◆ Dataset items
********************
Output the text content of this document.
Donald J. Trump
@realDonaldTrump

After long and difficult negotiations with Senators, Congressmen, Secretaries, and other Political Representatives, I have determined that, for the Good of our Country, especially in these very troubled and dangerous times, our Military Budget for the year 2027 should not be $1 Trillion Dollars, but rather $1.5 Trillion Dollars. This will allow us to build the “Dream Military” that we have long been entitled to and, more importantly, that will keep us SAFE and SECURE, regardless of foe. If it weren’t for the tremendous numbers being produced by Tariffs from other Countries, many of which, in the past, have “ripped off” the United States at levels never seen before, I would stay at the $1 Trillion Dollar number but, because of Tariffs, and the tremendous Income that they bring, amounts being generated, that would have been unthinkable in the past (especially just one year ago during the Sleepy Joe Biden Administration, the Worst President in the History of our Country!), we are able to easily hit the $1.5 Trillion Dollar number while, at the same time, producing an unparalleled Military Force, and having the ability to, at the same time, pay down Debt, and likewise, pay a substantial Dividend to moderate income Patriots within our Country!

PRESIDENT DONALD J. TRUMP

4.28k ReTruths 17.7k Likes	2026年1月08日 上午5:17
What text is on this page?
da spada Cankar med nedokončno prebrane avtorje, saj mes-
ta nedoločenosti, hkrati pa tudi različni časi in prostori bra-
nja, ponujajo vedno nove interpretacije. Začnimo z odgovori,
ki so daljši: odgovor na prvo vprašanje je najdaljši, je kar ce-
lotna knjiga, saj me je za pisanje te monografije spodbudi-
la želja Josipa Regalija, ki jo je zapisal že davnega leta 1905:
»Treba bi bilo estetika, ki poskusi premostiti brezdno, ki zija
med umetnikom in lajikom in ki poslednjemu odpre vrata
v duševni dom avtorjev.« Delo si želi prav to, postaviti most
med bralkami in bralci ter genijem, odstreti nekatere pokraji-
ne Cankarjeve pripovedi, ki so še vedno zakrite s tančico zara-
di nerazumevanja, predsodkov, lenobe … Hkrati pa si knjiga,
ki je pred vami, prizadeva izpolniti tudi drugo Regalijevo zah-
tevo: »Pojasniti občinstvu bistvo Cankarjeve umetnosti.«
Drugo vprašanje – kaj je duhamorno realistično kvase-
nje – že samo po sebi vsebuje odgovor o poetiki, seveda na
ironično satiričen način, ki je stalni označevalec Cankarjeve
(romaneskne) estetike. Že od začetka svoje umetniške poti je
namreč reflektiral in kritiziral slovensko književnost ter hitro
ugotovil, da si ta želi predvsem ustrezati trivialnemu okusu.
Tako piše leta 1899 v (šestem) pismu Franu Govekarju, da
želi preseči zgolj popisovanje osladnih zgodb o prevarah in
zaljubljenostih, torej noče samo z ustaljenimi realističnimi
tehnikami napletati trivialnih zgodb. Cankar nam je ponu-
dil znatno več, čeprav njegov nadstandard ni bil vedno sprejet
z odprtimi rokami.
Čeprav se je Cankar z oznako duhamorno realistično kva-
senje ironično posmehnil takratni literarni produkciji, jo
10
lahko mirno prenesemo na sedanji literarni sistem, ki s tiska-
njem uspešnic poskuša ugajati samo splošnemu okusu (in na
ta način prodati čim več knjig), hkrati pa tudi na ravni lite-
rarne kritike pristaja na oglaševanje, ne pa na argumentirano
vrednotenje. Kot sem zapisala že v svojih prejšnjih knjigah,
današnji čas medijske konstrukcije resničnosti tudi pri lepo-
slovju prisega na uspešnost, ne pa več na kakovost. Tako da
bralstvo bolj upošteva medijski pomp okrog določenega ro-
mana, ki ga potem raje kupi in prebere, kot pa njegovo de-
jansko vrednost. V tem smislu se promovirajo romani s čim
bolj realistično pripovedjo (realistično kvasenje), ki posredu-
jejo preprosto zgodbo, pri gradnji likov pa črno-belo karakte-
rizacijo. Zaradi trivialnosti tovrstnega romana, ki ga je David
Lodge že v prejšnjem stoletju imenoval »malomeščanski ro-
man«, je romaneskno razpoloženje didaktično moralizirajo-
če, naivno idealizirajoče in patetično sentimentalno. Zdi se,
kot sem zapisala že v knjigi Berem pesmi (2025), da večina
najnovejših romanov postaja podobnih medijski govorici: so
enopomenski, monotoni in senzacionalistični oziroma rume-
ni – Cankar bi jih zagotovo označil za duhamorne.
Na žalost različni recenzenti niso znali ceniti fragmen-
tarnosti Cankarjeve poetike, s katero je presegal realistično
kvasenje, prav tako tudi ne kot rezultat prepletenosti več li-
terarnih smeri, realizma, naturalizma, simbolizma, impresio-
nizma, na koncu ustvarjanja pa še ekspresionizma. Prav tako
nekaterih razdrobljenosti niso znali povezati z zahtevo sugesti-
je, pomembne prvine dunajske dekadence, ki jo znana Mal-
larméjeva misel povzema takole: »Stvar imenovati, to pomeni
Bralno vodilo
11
********************
◆ Instructions to follow
Copy out every line in the entries above that holds "ironično".

◆ Complete response
ironično satiričen način, ki je stalni označevalec Cankarjeve
senje ironično posmehnil takratni literarni produkciji, jo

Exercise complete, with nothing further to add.